* [SET PROBLEM]
Find every line in the records below that holds the word "history", and copy each one.

* [LISTING]

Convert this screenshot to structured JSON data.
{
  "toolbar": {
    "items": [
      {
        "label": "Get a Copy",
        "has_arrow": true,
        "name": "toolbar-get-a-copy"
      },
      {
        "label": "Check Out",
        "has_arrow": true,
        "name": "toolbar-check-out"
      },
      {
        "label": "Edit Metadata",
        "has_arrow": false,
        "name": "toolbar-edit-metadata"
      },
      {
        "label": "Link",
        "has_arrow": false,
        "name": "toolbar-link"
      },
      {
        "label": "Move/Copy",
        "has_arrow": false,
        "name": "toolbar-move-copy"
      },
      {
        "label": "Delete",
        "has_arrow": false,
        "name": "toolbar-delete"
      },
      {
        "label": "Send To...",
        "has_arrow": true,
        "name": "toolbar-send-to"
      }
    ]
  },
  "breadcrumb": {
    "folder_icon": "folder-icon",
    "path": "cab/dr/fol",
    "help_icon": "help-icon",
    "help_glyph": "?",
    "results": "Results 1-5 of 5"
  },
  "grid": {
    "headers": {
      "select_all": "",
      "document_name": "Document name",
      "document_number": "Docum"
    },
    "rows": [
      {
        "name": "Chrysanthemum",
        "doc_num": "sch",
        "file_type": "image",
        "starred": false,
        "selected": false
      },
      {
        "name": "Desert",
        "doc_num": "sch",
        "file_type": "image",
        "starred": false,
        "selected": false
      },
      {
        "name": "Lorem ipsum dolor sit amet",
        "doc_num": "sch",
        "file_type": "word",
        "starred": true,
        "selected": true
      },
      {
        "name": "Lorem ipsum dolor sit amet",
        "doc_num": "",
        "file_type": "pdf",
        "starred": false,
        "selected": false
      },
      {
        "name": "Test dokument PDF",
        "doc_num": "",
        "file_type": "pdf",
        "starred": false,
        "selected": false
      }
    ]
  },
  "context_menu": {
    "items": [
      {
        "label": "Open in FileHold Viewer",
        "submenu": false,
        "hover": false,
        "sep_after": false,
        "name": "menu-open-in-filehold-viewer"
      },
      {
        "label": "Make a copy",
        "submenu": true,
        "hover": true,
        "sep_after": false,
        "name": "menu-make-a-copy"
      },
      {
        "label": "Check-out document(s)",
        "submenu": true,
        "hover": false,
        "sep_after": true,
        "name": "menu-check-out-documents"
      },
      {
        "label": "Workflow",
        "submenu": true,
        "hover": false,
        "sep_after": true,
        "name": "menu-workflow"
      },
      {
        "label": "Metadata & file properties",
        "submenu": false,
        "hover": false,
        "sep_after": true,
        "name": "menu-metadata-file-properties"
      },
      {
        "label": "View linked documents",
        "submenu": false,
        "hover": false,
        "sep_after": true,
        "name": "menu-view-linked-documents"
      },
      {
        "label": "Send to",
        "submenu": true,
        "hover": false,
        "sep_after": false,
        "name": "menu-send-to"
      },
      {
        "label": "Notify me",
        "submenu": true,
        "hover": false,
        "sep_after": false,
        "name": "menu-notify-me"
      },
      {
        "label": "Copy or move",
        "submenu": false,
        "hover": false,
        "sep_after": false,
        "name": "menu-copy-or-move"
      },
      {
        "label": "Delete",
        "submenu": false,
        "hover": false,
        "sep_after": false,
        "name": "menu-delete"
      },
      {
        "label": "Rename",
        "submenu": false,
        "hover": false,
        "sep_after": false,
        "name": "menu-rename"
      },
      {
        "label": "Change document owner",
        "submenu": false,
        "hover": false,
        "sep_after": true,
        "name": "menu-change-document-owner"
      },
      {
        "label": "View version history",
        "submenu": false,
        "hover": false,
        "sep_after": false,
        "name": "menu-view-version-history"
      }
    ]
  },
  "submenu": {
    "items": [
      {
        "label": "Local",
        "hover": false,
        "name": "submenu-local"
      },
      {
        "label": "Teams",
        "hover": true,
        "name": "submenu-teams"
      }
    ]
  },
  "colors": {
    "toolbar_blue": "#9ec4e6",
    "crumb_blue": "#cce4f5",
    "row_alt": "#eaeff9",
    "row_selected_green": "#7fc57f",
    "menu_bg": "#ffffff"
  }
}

* [FINISHED EXERCISE]
        "label": "View version history",
        "name": "menu-view-version-history"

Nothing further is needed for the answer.